#### WHAT IS ASKED:
Repeat, exactly and alone, every line from the line that contains "Extract all readable text from this page." to the end of the entries.

#### THE DATA:
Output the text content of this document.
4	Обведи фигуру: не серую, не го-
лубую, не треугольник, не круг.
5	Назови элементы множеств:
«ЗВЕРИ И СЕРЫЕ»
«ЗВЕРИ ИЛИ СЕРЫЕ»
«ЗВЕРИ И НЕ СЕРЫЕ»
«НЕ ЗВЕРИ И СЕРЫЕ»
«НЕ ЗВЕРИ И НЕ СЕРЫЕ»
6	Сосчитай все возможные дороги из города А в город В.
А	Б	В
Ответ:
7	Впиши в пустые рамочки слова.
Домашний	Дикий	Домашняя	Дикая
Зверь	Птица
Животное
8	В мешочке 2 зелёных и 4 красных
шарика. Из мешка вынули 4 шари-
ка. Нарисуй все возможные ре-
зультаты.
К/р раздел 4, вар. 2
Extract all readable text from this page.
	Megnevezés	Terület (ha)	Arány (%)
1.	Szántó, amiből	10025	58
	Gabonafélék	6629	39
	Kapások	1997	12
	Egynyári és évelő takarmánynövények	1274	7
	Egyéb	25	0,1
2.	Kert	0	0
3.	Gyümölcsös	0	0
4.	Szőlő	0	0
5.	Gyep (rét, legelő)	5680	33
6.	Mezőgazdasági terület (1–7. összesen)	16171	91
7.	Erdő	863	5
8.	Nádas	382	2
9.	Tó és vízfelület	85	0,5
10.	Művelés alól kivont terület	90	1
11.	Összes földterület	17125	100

#### ANSWER:
Extract all readable text from this page.
	Megnevezés	Terület (ha)	Arány (%)
1.	Szántó, amiből	10025	58
	Gabonafélék	6629	39
	Kapások	1997	12
	Egynyári és évelő takarmánynövények	1274	7
	Egyéb	25	0,1
2.	Kert	0	0
3.	Gyümölcsös	0	0
4.	Szőlő	0	0
5.	Gyep (rét, legelő)	5680	33
6.	Mezőgazdasági terület (1–7. összesen)	16171	91
7.	Erdő	863	5
8.	Nádas	382	2
9.	Tó és vízfelület	85	0,5
10.	Művelés alól kivont terület	90	1
11.	Összes földterület	17125	100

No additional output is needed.